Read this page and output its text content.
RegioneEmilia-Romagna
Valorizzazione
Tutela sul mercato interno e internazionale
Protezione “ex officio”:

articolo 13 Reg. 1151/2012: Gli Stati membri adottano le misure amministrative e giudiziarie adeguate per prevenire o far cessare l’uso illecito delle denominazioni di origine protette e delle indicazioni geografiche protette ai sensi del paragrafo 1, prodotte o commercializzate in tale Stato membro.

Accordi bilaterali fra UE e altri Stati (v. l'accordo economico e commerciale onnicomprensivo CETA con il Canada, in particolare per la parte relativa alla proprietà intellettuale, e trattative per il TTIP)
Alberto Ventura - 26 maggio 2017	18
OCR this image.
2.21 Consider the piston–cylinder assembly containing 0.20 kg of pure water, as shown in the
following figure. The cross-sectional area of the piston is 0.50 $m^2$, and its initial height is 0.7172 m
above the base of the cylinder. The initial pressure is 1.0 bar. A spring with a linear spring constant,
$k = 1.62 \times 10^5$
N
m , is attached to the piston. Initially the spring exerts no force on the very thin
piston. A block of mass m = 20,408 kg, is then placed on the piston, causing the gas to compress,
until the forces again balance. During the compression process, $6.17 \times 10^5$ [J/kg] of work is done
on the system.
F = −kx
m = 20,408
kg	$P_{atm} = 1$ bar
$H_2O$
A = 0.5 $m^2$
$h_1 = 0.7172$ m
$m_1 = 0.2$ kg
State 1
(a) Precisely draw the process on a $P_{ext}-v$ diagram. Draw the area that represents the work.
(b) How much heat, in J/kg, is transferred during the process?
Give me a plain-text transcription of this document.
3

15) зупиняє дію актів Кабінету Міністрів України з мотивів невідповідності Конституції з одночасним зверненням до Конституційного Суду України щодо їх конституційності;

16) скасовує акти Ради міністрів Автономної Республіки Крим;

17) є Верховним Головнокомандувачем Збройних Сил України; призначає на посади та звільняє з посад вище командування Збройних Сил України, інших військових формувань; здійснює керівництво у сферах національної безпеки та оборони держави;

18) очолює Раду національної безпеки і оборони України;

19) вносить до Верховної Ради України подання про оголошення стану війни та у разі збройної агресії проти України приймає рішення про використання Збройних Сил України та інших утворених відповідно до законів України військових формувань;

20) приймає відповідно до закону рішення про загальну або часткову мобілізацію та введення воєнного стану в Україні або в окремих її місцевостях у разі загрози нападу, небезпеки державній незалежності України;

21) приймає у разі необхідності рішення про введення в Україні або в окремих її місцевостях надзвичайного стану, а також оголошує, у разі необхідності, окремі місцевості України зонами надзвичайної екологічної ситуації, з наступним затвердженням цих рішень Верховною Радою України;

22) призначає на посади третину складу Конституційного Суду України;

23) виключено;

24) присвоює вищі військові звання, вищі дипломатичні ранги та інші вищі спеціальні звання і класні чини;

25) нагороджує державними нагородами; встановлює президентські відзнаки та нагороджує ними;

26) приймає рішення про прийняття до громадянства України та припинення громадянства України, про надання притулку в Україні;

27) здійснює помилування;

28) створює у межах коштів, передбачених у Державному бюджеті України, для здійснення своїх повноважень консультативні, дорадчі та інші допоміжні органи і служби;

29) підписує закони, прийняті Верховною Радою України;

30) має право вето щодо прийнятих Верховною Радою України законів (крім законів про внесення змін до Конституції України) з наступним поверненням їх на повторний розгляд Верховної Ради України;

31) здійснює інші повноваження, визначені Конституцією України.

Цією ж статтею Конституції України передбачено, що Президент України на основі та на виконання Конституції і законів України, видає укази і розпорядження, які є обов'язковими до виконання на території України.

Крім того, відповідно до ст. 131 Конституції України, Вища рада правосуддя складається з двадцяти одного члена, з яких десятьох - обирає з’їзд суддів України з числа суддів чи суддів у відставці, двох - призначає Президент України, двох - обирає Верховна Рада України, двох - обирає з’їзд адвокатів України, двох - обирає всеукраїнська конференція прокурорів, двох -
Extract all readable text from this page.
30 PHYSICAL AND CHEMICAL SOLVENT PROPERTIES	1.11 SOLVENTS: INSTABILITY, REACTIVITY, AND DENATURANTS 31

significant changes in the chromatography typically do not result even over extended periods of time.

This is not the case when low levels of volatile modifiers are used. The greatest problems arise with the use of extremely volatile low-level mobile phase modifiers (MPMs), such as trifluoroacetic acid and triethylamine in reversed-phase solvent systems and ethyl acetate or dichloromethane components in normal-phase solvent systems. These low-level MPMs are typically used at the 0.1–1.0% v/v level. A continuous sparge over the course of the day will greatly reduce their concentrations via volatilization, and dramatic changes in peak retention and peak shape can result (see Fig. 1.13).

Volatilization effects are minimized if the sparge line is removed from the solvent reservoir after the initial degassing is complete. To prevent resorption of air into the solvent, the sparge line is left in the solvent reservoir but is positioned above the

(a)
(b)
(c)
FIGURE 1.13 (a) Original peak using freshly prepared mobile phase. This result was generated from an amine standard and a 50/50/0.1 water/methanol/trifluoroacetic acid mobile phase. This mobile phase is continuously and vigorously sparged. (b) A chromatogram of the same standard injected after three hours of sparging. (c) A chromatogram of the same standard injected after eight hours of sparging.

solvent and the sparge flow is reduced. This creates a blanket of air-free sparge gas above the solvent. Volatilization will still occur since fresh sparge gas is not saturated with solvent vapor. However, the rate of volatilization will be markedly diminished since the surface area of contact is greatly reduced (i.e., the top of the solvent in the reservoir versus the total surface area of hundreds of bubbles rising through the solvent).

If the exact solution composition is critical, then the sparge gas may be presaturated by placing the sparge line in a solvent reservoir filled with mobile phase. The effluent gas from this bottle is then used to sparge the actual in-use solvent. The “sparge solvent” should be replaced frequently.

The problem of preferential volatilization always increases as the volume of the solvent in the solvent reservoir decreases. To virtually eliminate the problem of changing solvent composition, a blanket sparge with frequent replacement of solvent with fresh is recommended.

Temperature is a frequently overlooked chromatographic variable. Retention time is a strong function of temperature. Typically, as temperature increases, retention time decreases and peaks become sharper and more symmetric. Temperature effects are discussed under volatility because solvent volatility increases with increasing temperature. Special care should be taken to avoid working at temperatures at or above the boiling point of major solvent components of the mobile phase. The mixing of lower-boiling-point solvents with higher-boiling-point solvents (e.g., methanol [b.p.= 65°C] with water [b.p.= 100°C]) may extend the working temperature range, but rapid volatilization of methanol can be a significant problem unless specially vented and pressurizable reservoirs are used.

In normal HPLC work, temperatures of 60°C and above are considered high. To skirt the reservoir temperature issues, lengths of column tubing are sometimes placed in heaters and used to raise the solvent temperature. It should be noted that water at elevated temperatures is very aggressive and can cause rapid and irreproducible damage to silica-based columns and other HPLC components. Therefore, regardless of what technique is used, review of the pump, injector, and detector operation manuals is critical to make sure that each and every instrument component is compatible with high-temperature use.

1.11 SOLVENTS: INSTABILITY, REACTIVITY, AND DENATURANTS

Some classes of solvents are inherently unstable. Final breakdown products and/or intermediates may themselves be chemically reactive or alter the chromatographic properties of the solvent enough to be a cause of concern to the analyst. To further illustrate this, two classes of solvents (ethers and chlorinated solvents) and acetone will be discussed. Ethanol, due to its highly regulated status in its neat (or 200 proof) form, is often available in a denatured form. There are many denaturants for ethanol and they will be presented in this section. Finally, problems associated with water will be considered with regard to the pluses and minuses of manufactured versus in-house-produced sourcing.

Problem details:
Gather each line that holds "оборони".

Problem solution:
17) є Верховним Головнокомандувачем Збройних Сил України; призначає на посади та звільняє з посад вище командування Збройних Сил України, інших військових формувань; здійснює керівництво у сферах національної безпеки та оборони держави;
18) очолює Раду національної безпеки і оборони України;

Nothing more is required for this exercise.